◆ Aim of the exercise:
Reproduce the items from the line containing "Where is each" through the line containing "- peak-band: [157, 109, 164, 327]", both included, using "peak-link" in place of every "peak-connector" and leaving everything else unchanged. Leave the pictures out of your answer.

◆ Task inputs:
§ §

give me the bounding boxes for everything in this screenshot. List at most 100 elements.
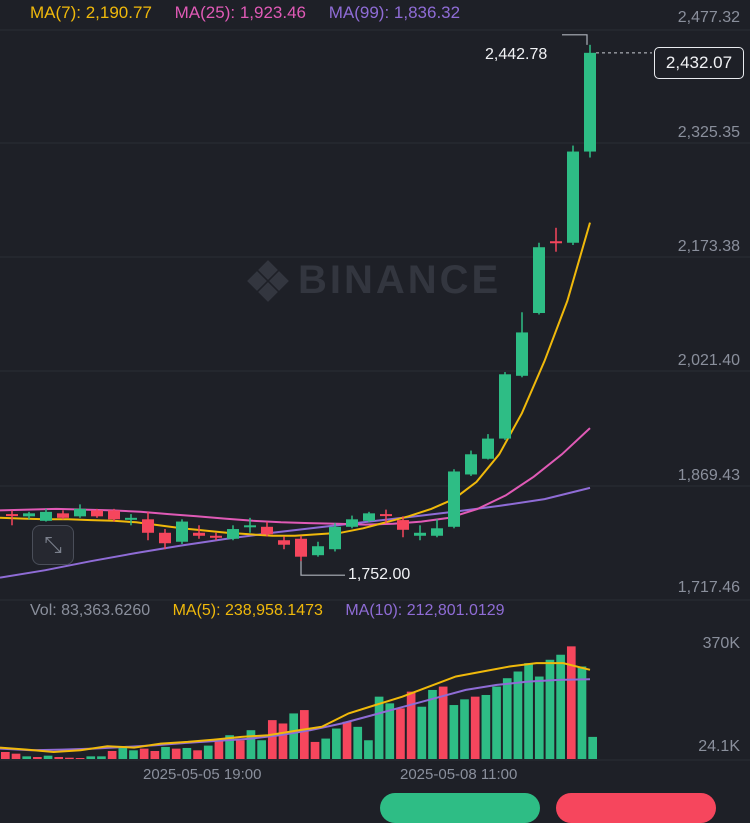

§ §

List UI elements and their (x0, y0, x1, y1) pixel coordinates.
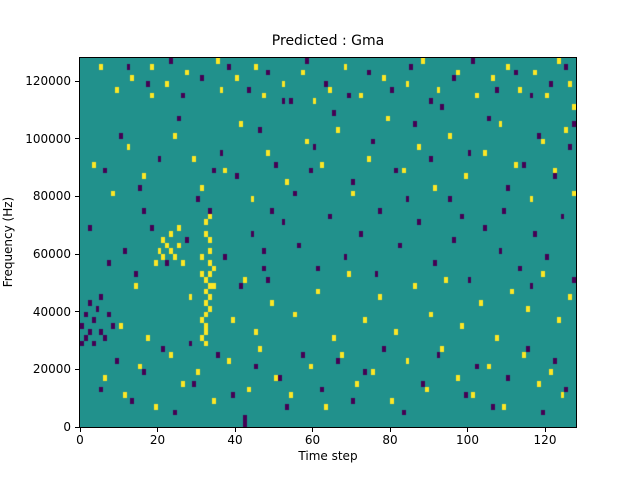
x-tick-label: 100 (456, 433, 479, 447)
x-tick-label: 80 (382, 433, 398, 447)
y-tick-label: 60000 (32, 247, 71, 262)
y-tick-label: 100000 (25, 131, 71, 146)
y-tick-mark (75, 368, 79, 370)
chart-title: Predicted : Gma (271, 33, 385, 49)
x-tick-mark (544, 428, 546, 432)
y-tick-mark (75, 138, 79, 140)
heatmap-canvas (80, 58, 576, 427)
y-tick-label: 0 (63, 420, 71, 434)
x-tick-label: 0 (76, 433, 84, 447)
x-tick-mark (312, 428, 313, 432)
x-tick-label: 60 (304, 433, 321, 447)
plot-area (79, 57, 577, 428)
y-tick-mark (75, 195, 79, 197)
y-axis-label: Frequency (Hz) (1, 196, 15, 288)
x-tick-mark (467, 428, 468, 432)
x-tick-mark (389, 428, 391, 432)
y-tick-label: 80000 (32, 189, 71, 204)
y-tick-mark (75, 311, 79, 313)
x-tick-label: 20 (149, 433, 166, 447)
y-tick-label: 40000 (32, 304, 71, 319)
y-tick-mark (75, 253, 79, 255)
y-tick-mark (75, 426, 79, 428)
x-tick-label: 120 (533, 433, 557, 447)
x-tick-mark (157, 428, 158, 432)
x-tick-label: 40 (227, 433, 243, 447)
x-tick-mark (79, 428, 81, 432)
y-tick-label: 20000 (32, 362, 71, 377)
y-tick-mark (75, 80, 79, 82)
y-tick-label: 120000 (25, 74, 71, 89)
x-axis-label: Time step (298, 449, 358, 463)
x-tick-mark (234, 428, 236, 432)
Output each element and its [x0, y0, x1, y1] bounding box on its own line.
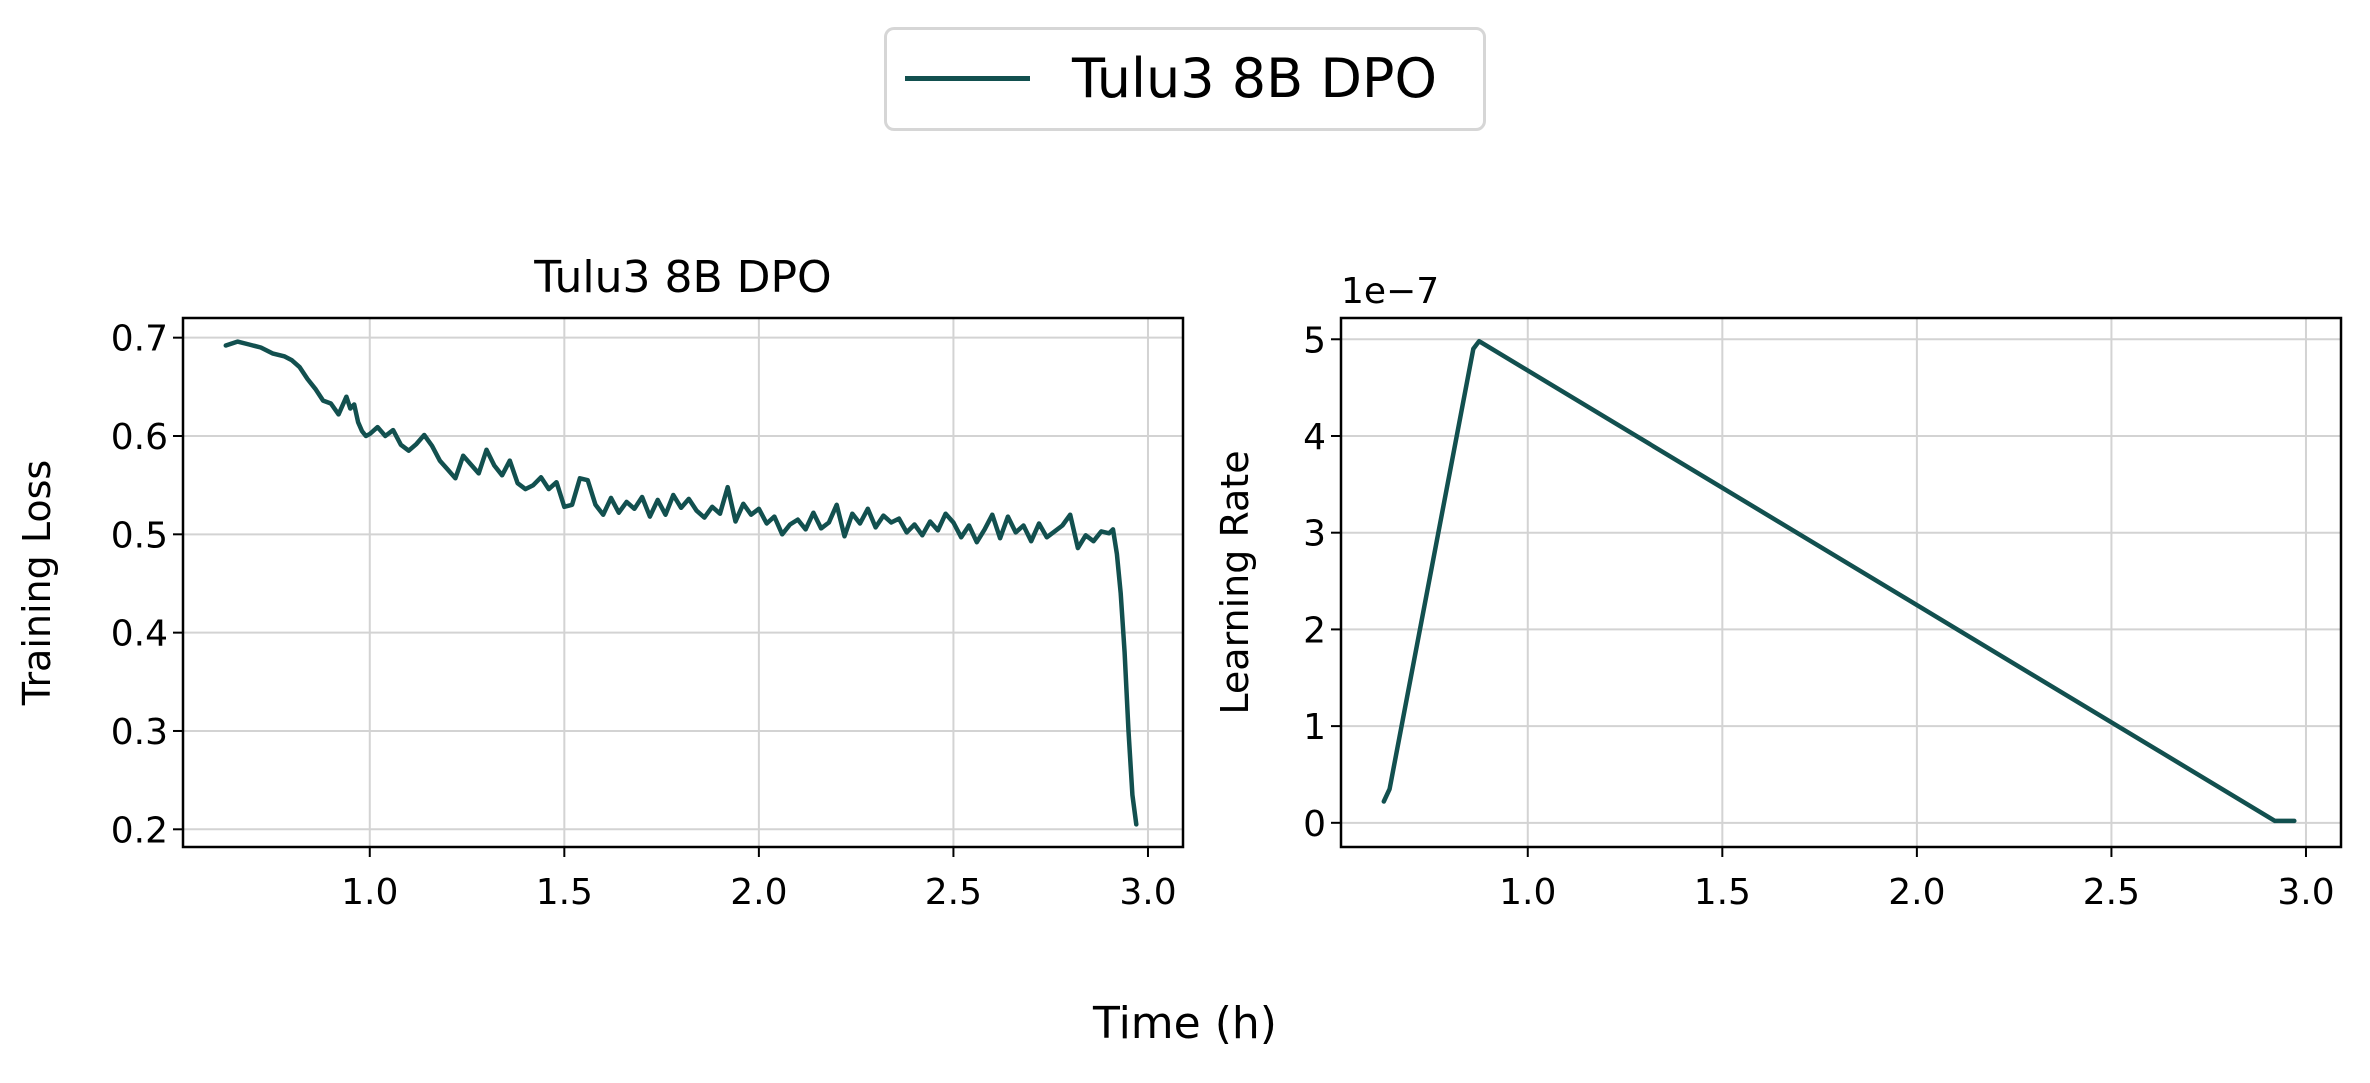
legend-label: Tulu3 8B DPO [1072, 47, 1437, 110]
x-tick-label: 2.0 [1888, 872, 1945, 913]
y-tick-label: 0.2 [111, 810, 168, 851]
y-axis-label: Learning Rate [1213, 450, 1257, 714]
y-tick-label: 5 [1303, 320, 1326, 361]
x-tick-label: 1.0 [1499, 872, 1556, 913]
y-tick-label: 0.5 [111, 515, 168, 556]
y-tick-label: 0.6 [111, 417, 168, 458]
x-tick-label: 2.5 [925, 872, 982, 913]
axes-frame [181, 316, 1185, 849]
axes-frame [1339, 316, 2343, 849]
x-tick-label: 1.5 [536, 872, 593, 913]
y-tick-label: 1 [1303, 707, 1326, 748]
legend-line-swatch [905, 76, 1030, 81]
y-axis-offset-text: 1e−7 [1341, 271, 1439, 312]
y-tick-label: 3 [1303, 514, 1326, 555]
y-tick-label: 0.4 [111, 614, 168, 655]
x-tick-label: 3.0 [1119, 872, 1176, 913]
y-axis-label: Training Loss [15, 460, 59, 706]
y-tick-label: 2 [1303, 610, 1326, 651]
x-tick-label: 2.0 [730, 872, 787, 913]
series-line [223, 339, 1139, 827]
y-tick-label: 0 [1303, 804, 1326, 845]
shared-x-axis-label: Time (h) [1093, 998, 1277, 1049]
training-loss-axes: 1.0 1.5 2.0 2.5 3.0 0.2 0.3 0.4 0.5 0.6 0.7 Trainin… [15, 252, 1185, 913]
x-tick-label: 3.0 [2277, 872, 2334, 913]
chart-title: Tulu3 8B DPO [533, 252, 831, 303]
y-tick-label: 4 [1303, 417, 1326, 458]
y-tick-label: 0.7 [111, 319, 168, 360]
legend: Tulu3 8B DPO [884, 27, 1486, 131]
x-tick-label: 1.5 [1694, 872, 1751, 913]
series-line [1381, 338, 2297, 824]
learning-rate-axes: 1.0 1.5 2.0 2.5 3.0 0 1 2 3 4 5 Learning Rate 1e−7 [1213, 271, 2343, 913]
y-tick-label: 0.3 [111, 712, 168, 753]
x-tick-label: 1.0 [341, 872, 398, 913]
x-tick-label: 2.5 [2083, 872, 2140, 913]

§ §

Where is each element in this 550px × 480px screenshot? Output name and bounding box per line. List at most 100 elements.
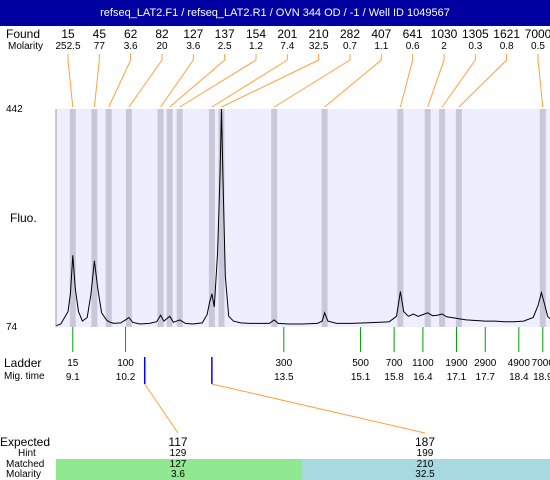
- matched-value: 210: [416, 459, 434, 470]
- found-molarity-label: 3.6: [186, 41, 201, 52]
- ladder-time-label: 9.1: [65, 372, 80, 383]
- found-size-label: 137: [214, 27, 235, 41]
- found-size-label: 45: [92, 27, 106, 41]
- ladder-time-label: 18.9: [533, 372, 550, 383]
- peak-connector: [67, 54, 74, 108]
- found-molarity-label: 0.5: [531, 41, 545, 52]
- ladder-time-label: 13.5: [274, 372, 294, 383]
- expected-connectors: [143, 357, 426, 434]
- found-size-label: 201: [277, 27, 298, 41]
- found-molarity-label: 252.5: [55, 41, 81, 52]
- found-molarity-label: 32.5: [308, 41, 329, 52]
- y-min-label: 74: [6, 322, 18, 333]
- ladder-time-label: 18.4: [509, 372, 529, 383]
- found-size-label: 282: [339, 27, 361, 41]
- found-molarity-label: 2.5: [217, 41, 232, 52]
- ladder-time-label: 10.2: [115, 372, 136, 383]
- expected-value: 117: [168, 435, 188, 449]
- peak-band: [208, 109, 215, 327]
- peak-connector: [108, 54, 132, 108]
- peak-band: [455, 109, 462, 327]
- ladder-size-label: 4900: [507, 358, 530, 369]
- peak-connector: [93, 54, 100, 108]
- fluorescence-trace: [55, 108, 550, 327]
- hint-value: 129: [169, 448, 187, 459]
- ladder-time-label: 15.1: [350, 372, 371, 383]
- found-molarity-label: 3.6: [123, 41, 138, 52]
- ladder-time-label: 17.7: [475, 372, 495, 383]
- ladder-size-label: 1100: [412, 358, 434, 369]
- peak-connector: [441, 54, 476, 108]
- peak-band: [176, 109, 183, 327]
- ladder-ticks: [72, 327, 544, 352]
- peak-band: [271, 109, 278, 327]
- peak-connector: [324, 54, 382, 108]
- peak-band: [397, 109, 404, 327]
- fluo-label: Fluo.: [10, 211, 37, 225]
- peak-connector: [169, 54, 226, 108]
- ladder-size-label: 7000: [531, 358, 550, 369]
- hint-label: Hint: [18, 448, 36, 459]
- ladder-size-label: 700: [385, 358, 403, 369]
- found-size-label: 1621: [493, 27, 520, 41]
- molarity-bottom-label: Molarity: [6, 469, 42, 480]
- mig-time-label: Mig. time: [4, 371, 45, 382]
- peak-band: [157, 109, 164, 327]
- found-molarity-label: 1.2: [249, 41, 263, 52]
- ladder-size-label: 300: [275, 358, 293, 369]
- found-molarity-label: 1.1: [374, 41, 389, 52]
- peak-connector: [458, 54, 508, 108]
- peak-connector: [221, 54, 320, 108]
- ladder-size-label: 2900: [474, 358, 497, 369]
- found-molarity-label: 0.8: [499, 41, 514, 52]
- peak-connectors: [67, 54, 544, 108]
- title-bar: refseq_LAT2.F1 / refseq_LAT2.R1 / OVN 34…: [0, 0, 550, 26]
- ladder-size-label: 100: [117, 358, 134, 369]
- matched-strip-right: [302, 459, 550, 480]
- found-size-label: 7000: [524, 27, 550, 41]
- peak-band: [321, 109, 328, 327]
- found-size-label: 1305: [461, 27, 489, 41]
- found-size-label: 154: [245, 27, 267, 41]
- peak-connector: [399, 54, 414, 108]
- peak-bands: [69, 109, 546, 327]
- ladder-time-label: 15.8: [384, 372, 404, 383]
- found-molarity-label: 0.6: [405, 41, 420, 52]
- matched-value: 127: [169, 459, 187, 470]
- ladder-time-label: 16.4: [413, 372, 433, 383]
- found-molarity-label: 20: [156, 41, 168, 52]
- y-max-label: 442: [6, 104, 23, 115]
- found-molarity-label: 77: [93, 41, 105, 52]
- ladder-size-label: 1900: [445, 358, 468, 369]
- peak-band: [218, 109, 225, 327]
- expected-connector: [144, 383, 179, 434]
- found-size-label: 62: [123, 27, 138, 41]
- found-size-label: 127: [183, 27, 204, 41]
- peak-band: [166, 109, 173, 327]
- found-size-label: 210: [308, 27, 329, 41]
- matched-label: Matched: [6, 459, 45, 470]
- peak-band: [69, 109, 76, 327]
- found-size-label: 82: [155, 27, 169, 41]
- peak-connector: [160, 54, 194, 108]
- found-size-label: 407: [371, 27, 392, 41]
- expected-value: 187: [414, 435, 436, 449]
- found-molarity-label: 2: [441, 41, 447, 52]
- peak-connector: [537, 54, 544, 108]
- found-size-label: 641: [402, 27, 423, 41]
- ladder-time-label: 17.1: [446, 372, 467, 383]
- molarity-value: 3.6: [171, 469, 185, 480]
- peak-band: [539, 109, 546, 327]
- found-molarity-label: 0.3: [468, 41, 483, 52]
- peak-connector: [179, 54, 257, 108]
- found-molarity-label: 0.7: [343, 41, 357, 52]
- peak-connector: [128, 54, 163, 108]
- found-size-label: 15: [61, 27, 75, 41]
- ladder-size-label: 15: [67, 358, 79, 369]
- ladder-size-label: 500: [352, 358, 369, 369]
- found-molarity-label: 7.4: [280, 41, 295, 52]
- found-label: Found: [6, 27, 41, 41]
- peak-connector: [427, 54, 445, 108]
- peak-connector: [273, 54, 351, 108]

§ §

◆ Solution to this problem:
Where is each element in this 550px × 480px screenshot? Output name and bounding box per line. List at most 100 elements.
- matched-value: 210: [416, 459, 434, 470]
- found-molarity-label: 3.6: [186, 41, 201, 52]
- ladder-time-label: 9.1: [65, 372, 80, 383]
- found-size-label: 137: [214, 27, 235, 41]
- found-size-label: 45: [92, 27, 106, 41]
- ladder-time-label: 18.9: [533, 372, 550, 383]
- peak-link: [67, 54, 74, 108]
- found-molarity-label: 0.5: [531, 41, 545, 52]
- ladder-time-label: 13.5: [274, 372, 294, 383]
- expected-connectors: [143, 357, 426, 434]
- found-size-label: 201: [277, 27, 298, 41]
- found-molarity-label: 252.5: [55, 41, 81, 52]
- found-molarity-label: 32.5: [308, 41, 329, 52]
- y-min-label: 74: [6, 322, 18, 333]
- ladder-time-label: 18.4: [509, 372, 529, 383]
- found-size-label: 282: [339, 27, 361, 41]
- found-molarity-label: 2.5: [217, 41, 232, 52]
- ladder-time-label: 10.2: [115, 372, 136, 383]
- expected-value: 117: [168, 435, 188, 449]
- peak-band: [208, 109, 215, 327]
- peak-link: [108, 54, 132, 108]
- peak-band: [455, 109, 462, 327]
- ladder-size-label: 4900: [507, 358, 530, 369]
- peak-link: [93, 54, 100, 108]
- fluorescence-trace: [55, 108, 550, 327]
- hint-value: 129: [169, 448, 187, 459]
- ladder-time-label: 15.1: [350, 372, 371, 383]
- found-molarity-label: 3.6: [123, 41, 138, 52]
- ladder-time-label: 17.7: [475, 372, 495, 383]
- ladder-size-label: 1100: [412, 358, 434, 369]
- peak-link: [441, 54, 476, 108]
- peak-band: [176, 109, 183, 327]
- ladder-ticks: [72, 327, 544, 352]
- peak-band: [271, 109, 278, 327]
- peak-link: [324, 54, 382, 108]
- peak-band: [397, 109, 404, 327]
- fluo-label: Fluo.: [10, 211, 37, 225]
- peak-link: [169, 54, 226, 108]
- ladder-size-label: 7000: [531, 358, 550, 369]
- hint-label: Hint: [18, 448, 36, 459]
- ladder-size-label: 700: [385, 358, 403, 369]
- found-size-label: 1621: [493, 27, 520, 41]
- molarity-bottom-label: Molarity: [6, 469, 42, 480]
- mig-time-label: Mig. time: [4, 371, 45, 382]
- peak-band: [157, 109, 164, 327]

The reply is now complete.